■ **EXERCISE DIRECTIONS**: Answer with nothing but the number of lines that include the word "cross".
─── RAW RECORDS
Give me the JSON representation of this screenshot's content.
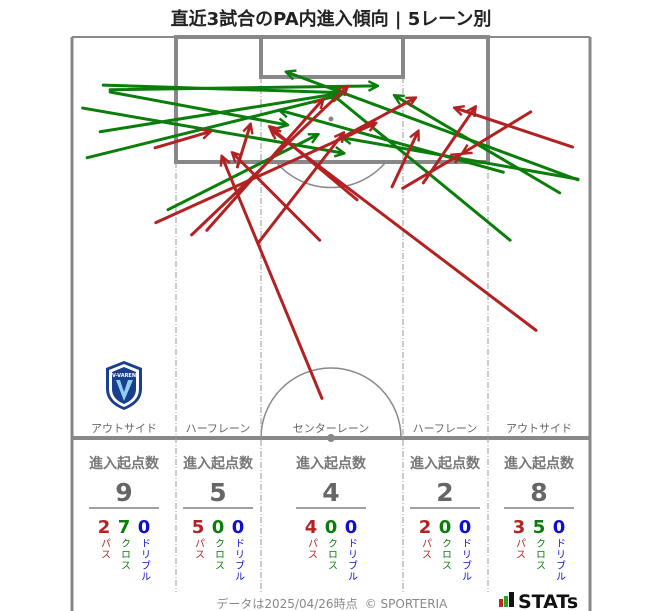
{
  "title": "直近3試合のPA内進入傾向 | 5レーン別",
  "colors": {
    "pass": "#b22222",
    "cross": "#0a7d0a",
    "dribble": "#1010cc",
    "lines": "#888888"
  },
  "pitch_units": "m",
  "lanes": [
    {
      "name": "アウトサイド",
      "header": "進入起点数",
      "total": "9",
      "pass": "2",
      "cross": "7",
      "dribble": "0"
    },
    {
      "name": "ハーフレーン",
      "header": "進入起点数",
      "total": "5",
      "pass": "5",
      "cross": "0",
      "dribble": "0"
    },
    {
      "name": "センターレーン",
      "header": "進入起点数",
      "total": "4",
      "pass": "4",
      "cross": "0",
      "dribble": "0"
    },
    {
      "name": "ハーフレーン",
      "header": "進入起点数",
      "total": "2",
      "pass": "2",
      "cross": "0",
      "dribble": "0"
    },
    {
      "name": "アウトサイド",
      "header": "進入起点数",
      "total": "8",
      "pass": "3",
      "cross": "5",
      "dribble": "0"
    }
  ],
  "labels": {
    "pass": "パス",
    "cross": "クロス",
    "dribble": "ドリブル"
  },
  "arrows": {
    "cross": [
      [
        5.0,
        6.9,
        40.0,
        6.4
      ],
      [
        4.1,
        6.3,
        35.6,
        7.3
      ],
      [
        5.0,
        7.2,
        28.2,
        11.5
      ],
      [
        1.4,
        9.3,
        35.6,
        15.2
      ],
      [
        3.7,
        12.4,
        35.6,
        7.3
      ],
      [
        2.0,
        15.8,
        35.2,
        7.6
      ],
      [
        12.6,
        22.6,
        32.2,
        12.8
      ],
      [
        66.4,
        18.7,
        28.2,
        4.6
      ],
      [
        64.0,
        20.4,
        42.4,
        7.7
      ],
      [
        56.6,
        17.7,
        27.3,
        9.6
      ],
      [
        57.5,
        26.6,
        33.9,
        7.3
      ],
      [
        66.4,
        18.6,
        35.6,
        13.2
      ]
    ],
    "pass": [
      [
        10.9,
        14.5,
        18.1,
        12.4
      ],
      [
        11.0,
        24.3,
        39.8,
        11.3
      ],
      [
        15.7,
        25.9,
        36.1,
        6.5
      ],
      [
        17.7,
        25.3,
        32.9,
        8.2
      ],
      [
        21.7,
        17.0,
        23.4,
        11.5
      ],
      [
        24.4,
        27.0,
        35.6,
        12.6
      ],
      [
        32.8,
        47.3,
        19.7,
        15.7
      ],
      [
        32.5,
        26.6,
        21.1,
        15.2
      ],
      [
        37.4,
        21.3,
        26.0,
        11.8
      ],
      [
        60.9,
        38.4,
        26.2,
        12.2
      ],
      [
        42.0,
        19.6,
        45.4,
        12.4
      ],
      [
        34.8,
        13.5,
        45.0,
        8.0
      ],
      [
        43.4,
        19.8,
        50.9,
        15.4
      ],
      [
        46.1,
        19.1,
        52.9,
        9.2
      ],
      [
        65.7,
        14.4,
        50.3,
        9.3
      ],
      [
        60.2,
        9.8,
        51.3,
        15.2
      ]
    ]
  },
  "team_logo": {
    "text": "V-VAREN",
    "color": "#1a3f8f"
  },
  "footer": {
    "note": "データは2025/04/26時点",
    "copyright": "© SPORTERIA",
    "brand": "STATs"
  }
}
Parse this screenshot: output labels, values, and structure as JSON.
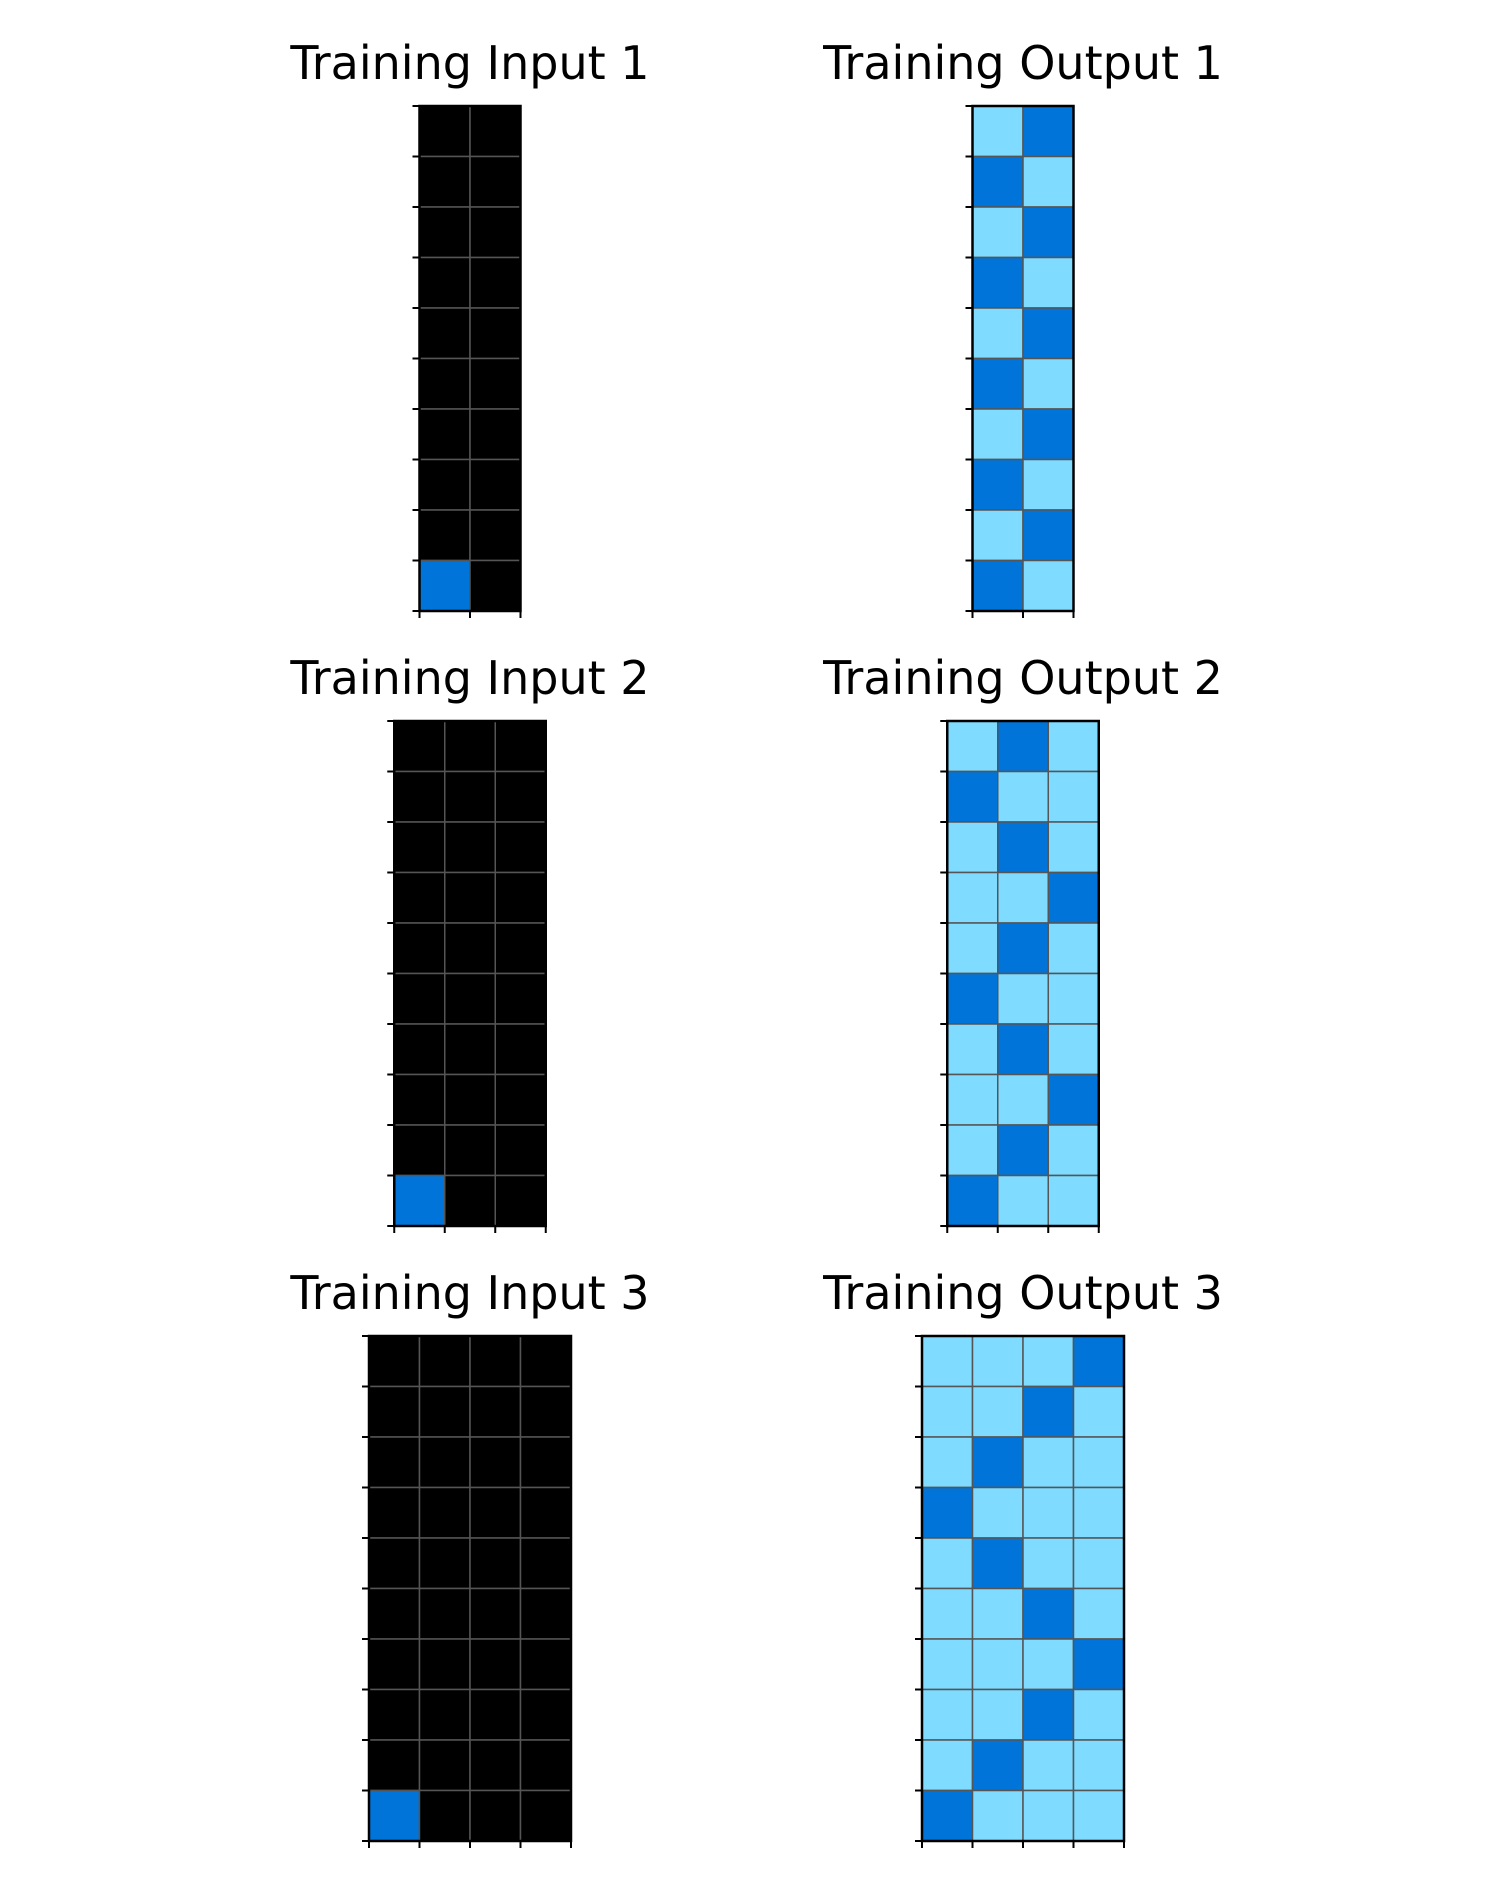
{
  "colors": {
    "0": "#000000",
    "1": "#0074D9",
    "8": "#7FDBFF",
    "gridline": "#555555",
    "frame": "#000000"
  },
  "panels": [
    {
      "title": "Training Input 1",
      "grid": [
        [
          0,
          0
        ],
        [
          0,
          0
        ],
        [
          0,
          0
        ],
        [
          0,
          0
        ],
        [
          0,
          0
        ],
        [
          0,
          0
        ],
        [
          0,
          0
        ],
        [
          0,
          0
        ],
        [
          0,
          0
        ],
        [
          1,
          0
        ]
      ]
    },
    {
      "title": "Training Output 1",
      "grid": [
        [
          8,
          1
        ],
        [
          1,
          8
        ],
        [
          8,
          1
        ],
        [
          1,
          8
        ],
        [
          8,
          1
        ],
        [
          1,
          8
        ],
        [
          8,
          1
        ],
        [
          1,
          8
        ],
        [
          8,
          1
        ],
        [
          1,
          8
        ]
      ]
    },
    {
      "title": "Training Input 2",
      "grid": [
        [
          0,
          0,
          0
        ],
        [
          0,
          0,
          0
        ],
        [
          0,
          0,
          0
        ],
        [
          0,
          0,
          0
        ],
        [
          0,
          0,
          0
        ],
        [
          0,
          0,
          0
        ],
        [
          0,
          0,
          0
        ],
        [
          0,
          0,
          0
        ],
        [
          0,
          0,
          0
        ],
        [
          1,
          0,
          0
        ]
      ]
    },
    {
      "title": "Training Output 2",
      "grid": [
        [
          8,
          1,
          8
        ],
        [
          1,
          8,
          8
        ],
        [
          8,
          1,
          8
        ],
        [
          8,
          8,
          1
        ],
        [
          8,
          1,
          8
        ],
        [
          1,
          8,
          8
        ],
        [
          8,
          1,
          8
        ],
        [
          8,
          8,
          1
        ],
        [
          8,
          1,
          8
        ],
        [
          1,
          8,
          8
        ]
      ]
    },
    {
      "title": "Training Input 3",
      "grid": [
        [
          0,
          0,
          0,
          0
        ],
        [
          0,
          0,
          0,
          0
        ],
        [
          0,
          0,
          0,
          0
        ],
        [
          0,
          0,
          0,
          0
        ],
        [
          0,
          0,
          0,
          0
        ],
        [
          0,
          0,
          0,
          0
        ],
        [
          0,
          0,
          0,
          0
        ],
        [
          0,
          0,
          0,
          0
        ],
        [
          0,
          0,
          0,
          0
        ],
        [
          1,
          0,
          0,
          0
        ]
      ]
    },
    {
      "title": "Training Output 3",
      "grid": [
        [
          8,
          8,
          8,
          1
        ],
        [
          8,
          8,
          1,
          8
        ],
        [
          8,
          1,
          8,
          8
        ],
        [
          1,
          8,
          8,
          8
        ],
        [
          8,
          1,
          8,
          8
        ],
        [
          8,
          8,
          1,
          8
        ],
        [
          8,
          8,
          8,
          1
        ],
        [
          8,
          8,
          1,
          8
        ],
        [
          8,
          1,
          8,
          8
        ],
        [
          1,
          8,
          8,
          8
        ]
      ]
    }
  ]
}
──────
■ **TASK OUTPUT**: 8